Find the lines that include the string "image" and report how many there are. Give no other text.

____

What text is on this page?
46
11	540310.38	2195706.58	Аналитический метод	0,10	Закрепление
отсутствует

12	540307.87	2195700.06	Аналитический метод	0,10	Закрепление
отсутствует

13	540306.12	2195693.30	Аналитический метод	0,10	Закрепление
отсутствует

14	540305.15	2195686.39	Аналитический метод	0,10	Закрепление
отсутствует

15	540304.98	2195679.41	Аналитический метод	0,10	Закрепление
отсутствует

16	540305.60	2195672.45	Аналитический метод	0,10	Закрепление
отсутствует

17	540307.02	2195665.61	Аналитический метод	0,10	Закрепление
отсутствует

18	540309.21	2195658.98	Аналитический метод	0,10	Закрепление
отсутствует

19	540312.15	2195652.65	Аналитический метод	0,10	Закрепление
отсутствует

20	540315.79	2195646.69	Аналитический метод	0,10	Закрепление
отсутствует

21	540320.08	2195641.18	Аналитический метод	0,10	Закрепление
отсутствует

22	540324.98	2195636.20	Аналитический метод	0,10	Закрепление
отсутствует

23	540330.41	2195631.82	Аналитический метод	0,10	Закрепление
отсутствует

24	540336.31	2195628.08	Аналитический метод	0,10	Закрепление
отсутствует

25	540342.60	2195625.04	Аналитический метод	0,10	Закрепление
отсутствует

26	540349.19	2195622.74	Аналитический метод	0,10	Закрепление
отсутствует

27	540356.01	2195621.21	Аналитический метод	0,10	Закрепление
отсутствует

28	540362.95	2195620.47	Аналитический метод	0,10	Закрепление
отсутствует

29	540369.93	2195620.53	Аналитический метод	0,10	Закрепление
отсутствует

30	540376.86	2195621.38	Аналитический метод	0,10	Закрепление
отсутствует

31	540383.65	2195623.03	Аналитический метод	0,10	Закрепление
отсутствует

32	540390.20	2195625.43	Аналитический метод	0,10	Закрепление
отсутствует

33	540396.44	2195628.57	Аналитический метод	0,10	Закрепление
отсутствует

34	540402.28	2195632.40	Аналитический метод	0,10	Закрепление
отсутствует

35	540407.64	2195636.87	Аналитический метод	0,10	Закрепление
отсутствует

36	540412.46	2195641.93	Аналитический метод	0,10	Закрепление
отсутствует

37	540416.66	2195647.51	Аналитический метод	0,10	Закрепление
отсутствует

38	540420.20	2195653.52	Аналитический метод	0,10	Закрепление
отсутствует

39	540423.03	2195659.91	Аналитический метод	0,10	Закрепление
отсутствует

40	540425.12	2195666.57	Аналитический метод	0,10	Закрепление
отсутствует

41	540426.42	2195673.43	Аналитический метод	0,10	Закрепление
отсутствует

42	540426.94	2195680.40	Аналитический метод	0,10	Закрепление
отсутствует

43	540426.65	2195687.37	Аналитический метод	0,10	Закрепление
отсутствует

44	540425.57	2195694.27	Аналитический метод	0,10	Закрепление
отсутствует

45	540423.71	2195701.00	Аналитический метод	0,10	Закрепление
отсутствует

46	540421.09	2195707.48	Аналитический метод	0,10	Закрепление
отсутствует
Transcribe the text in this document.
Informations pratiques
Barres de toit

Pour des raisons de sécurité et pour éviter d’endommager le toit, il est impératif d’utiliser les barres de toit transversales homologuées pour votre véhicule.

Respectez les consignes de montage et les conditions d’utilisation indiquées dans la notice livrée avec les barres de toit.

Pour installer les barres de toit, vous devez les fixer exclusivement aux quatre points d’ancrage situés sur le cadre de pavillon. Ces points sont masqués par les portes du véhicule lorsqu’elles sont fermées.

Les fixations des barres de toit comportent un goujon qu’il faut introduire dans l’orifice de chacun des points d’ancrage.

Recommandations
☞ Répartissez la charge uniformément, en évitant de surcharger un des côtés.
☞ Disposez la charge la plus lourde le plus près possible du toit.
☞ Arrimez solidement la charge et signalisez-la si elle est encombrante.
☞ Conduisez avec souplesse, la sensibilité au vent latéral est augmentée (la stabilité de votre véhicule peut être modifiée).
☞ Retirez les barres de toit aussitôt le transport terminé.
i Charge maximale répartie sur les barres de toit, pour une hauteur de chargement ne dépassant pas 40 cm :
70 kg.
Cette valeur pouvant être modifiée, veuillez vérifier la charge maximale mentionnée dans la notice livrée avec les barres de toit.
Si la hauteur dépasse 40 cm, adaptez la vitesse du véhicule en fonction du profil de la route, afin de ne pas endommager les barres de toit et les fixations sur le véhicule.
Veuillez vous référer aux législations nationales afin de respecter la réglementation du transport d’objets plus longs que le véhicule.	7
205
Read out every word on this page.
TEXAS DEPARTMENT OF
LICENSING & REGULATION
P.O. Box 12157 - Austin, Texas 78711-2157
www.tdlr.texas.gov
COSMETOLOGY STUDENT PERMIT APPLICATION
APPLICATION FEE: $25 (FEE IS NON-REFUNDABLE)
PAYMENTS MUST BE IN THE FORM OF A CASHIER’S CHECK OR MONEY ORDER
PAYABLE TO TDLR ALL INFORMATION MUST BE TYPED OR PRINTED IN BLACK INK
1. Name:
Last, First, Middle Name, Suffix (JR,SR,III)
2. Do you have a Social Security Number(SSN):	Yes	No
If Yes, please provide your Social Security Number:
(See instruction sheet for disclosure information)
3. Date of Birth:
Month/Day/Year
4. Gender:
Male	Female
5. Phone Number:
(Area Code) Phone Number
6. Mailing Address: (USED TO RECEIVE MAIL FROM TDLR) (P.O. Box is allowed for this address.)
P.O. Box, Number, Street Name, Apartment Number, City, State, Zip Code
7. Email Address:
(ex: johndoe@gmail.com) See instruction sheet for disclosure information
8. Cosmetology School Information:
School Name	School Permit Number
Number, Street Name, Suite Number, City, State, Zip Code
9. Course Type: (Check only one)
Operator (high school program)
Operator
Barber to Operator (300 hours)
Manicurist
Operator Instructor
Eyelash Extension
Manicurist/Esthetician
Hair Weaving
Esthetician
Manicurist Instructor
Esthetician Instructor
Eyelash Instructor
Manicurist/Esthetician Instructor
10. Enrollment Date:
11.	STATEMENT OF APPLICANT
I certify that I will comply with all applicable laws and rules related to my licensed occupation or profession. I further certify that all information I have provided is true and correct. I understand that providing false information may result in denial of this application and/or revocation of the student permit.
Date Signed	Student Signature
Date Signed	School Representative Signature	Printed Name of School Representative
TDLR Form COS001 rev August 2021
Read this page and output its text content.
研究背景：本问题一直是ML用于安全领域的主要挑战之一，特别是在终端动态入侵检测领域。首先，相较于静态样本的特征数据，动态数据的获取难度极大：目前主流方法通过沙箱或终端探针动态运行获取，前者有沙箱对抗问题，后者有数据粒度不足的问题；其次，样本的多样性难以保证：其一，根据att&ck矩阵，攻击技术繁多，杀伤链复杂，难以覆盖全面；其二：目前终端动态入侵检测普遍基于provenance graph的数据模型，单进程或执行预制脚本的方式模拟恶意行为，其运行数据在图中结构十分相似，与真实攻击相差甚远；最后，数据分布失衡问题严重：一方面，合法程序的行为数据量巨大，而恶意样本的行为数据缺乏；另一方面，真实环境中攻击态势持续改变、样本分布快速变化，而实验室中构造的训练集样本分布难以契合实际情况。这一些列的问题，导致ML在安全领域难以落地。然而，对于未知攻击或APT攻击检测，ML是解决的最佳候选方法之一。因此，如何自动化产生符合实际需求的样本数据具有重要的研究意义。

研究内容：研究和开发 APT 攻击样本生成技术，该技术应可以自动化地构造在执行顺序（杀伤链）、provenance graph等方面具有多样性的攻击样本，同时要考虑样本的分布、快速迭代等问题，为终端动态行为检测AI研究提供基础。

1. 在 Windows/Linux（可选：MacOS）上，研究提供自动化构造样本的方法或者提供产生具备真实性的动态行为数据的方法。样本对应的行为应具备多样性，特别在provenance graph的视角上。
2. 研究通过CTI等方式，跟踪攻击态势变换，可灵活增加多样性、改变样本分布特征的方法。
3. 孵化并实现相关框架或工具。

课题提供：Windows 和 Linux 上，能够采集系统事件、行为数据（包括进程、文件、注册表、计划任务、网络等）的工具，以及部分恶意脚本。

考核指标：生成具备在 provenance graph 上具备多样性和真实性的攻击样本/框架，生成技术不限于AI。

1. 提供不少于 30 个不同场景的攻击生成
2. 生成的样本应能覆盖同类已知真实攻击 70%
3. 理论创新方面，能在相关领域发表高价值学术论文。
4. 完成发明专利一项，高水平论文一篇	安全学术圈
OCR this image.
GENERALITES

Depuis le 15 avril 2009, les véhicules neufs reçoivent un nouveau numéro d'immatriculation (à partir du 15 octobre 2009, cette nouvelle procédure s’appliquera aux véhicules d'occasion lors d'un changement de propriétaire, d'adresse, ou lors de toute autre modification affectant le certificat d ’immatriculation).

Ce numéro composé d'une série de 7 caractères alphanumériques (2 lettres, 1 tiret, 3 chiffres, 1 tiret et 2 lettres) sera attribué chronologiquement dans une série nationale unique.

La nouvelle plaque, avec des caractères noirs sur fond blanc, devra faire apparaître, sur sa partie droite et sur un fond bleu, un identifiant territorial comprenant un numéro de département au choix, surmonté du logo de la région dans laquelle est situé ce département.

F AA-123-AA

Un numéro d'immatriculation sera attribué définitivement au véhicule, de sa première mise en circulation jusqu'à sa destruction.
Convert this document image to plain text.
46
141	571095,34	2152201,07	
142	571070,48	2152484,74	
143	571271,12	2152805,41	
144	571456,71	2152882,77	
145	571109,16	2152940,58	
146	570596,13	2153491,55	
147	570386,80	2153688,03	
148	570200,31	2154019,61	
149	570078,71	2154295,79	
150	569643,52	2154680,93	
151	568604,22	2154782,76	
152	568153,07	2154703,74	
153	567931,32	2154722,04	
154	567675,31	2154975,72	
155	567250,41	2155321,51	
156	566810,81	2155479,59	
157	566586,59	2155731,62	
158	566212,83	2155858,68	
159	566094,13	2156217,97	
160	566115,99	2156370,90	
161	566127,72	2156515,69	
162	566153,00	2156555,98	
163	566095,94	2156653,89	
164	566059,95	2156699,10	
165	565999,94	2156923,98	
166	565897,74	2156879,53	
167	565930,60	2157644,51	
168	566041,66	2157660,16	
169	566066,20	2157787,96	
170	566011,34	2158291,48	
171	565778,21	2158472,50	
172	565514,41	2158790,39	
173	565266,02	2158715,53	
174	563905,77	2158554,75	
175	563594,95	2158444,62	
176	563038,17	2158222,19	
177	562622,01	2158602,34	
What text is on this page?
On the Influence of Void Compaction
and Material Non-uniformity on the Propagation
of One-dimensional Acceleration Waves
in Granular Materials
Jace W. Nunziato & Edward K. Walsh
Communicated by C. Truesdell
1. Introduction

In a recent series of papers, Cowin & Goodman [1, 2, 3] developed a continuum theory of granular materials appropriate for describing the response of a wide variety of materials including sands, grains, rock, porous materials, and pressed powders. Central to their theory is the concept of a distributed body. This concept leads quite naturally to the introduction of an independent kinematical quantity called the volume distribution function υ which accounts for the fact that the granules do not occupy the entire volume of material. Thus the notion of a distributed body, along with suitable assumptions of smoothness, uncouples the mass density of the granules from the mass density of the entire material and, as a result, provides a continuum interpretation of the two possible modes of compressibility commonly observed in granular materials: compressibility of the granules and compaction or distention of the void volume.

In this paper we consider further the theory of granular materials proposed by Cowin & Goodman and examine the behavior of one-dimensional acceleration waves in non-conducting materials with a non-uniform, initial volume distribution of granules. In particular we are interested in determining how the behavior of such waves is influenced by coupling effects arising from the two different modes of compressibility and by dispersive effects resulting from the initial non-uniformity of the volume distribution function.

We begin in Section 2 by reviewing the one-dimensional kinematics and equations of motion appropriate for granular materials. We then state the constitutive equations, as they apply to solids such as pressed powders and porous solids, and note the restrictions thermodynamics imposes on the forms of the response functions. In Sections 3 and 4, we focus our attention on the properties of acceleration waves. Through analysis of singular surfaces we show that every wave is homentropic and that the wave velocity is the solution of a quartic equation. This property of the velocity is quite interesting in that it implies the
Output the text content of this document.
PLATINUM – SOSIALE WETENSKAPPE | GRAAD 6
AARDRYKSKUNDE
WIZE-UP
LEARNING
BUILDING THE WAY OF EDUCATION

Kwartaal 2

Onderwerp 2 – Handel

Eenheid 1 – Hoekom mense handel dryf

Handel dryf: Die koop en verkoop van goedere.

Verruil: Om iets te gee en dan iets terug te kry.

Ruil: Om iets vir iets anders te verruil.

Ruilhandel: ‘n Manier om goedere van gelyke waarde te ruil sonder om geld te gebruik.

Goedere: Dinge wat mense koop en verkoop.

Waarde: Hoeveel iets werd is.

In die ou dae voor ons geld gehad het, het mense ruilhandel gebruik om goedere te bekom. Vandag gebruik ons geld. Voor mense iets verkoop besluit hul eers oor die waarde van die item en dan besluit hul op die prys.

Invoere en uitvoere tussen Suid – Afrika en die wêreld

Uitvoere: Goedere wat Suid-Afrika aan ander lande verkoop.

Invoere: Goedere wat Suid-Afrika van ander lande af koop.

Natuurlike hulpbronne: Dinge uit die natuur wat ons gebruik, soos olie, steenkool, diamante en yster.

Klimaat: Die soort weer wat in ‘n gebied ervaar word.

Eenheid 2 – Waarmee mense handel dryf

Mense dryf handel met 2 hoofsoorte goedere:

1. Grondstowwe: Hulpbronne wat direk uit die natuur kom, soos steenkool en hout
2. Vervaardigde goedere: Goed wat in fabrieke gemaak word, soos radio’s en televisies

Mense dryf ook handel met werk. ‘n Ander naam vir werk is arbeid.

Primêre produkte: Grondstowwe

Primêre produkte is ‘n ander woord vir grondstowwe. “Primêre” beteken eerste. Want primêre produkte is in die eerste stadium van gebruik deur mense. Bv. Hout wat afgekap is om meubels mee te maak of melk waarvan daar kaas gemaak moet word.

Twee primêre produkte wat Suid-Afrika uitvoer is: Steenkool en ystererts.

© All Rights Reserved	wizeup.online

____

RESPONSE: 2